Problem description — Word for word, print each line of the listing below; pictures stay out.

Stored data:

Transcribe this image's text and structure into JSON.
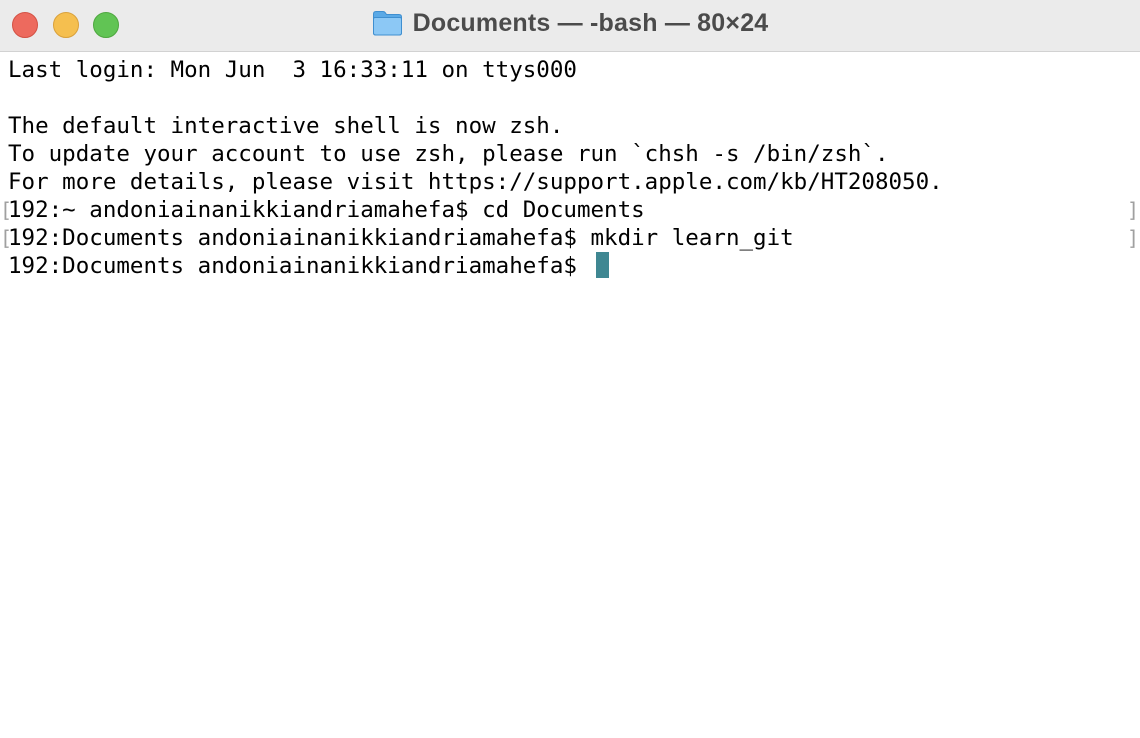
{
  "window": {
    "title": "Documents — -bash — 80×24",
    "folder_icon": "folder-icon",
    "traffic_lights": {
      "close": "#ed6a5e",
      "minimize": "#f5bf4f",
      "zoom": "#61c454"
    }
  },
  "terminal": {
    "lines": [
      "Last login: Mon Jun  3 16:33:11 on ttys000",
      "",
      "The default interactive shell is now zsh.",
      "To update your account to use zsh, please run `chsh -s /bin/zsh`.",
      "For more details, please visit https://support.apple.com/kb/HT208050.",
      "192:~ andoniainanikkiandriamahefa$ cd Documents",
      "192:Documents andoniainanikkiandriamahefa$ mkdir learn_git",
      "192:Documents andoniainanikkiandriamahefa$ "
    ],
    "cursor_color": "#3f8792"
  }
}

Solution to this task —
Transcribe this image's text and structure into JSON.
{
  "window": {
    "title": "Documents — -bash — 80×24",
    "folder_icon": "folder-icon",
    "traffic_lights": {
      "close": "#ed6a5e",
      "minimize": "#f5bf4f",
      "zoom": "#61c454"
    }
  },
  "terminal": {
    "lines": [
      "Last login: Mon Jun  3 16:33:11 on ttys000",
      "",
      "The default interactive shell is now zsh.",
      "To update your account to use zsh, please run `chsh -s /bin/zsh`.",
      "For more details, please visit https://support.apple.com/kb/HT208050.",
      "192:~ andoniainanikkiandriamahefa$ cd Documents",
      "192:Documents andoniainanikkiandriamahefa$ mkdir learn_git",
      "192:Documents andoniainanikkiandriamahefa$ "
    ],
    "cursor_color": "#3f8792"
  }
}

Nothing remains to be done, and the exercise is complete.